* **What to do**
Of the lines in the listing, how many include the string "Cartridge"? Write the number and nothing else.

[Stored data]
* Start *

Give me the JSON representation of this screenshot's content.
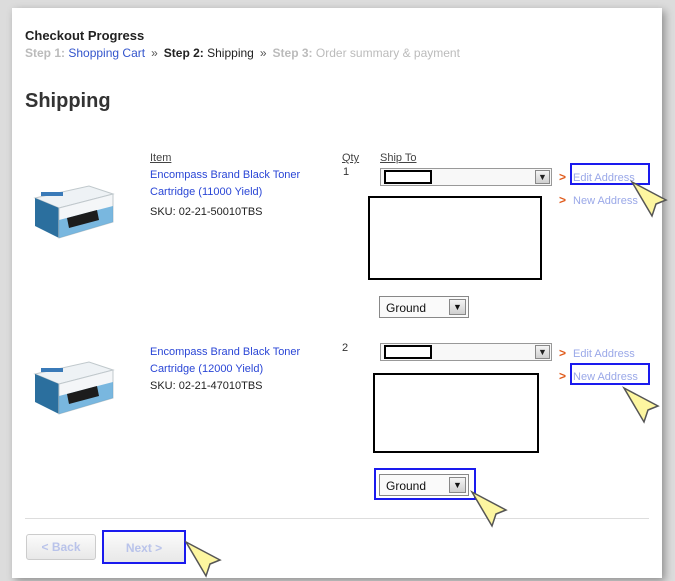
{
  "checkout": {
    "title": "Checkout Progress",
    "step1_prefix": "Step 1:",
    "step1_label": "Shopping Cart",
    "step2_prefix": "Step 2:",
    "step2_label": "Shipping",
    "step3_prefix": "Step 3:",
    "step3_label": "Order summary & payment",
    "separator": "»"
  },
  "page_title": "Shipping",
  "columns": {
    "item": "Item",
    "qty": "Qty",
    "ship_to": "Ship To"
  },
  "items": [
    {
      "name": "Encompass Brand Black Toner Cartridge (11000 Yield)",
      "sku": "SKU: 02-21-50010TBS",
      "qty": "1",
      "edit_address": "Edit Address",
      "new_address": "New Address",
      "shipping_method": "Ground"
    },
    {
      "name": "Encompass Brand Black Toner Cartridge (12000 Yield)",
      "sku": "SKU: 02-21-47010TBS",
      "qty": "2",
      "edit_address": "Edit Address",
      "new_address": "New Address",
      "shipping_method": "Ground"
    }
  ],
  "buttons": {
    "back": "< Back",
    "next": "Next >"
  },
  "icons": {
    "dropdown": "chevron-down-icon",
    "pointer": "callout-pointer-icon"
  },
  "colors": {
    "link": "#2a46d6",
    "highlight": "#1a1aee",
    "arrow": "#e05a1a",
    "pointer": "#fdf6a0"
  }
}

* End *

* **Answer to the exercise**
2